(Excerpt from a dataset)
========================================

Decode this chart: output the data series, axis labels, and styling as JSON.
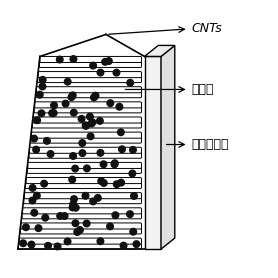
{
  "labels": {
    "CNTs": "CNTs",
    "catalyst": "催化剂",
    "carbon_fiber": "碳纤维基体"
  },
  "background_color": "#ffffff",
  "line_color": "#000000",
  "tube_color": "#ffffff",
  "tube_edge_color": "#000000",
  "dot_color": "#111111",
  "label_fontsize": 9,
  "figsize": [
    2.78,
    2.78
  ],
  "dpi": 100,
  "n_rows": 13
}
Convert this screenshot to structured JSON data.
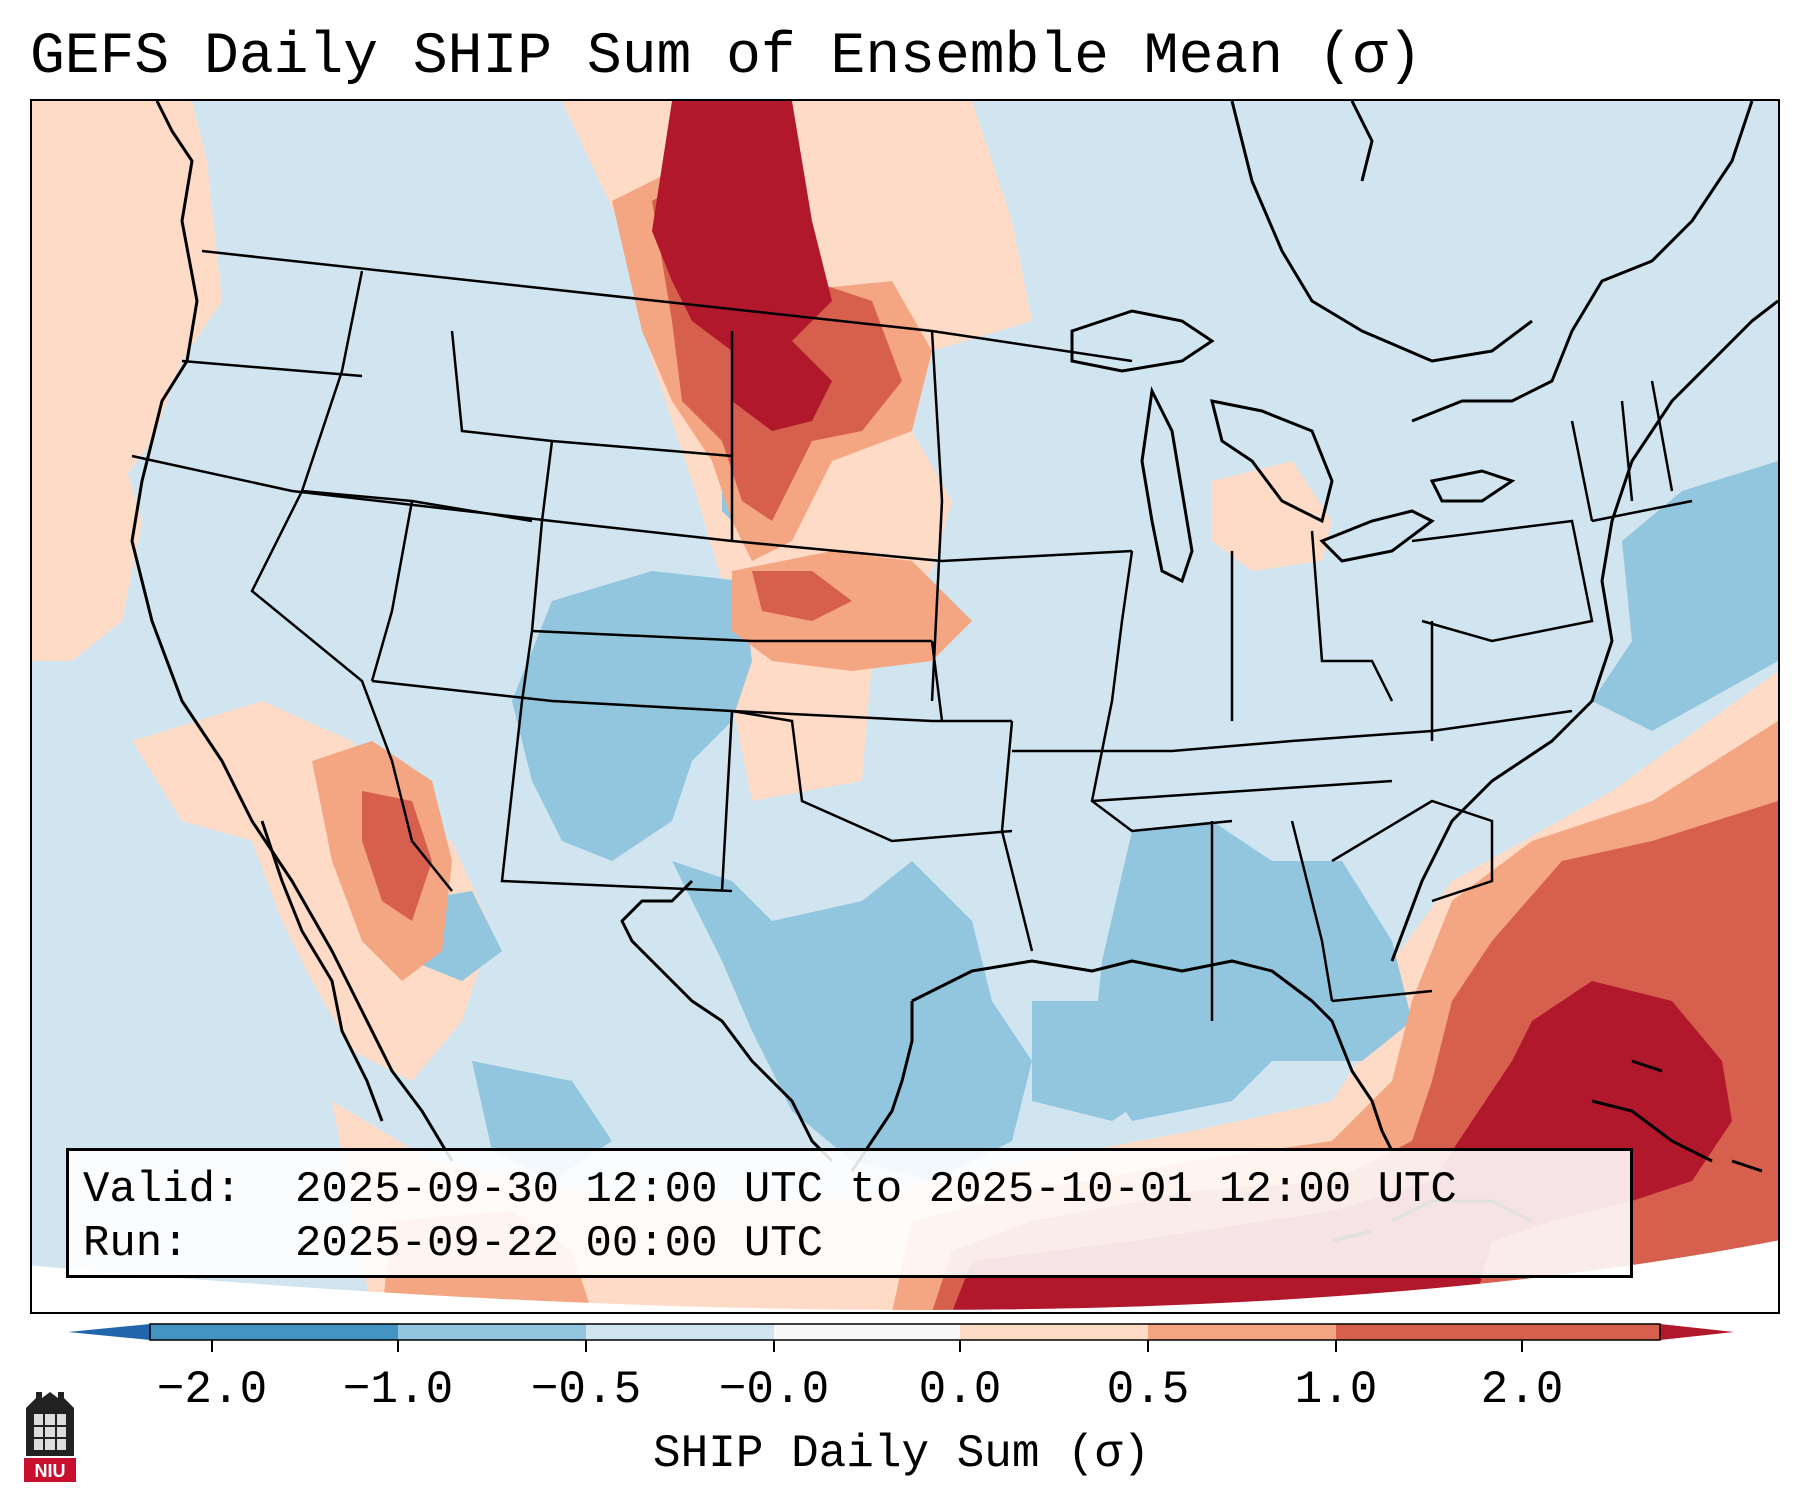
{
  "title": "GEFS Daily SHIP Sum of Ensemble Mean (σ)",
  "info": {
    "valid_label": "Valid:",
    "valid_value": "2025-09-30 12:00 UTC to 2025-10-01 12:00 UTC",
    "run_label": "Run:",
    "run_value": "2025-09-22 00:00 UTC"
  },
  "colorbar": {
    "label": "SHIP Daily Sum (σ)",
    "ticks": [
      "−2.0",
      "−1.0",
      "−0.5",
      "−0.0",
      "0.0",
      "0.5",
      "1.0",
      "2.0"
    ],
    "bins": [
      {
        "from": -2.0,
        "to": -1.0,
        "color": "#4393c3"
      },
      {
        "from": -1.0,
        "to": -0.5,
        "color": "#92c5de"
      },
      {
        "from": -0.5,
        "to": 0.0,
        "color": "#d1e5f0"
      },
      {
        "from": 0.0,
        "to": 0.0,
        "color": "#f7f7f7"
      },
      {
        "from": 0.0,
        "to": 0.5,
        "color": "#fddbc7"
      },
      {
        "from": 0.5,
        "to": 1.0,
        "color": "#f4a582"
      },
      {
        "from": 1.0,
        "to": 2.0,
        "color": "#d6604d"
      }
    ],
    "extend_low_color": "#2166ac",
    "extend_high_color": "#b2182b"
  },
  "colors": {
    "neg_light": "#d1e5f0",
    "neg_mid": "#92c5de",
    "pos_light": "#fddbc7",
    "pos_mid": "#f4a582",
    "pos_strong": "#d6604d",
    "pos_max": "#b2182b"
  },
  "logo": {
    "text": "NIU",
    "icon": "niu-logo-icon"
  }
}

========================================

* What you are asked to do *
Reproduce each entry verbatim, excluding any embedded images.

* Output for this task *
Decode this chart: output the data series, axis labels, and styling as JSON.
{
  "labels": {
    "CNTs": "CNTs",
    "catalyst": "催化剂",
    "carbon_fiber": "碳纤维基体"
  },
  "background_color": "#ffffff",
  "line_color": "#000000",
  "tube_color": "#ffffff",
  "tube_edge_color": "#000000",
  "dot_color": "#111111",
  "label_fontsize": 9,
  "figsize": [
    2.78,
    2.78
  ],
  "dpi": 100,
  "n_rows": 13
}
Convert this screenshot to structured JSON data.
{
  "title": "GEFS Daily SHIP Sum of Ensemble Mean (σ)",
  "info": {
    "valid_label": "Valid:",
    "valid_value": "2025-09-30 12:00 UTC to 2025-10-01 12:00 UTC",
    "run_label": "Run:",
    "run_value": "2025-09-22 00:00 UTC"
  },
  "colorbar": {
    "label": "SHIP Daily Sum (σ)",
    "ticks": [
      "−2.0",
      "−1.0",
      "−0.5",
      "−0.0",
      "0.0",
      "0.5",
      "1.0",
      "2.0"
    ],
    "bins": [
      {
        "from": -2.0,
        "to": -1.0,
        "color": "#4393c3"
      },
      {
        "from": -1.0,
        "to": -0.5,
        "color": "#92c5de"
      },
      {
        "from": -0.5,
        "to": 0.0,
        "color": "#d1e5f0"
      },
      {
        "from": 0.0,
        "to": 0.0,
        "color": "#f7f7f7"
      },
      {
        "from": 0.0,
        "to": 0.5,
        "color": "#fddbc7"
      },
      {
        "from": 0.5,
        "to": 1.0,
        "color": "#f4a582"
      },
      {
        "from": 1.0,
        "to": 2.0,
        "color": "#d6604d"
      }
    ],
    "extend_low_color": "#2166ac",
    "extend_high_color": "#b2182b"
  },
  "colors": {
    "neg_light": "#d1e5f0",
    "neg_mid": "#92c5de",
    "pos_light": "#fddbc7",
    "pos_mid": "#f4a582",
    "pos_strong": "#d6604d",
    "pos_max": "#b2182b"
  },
  "logo": {
    "text": "NIU",
    "icon": "niu-logo-icon"
  }
}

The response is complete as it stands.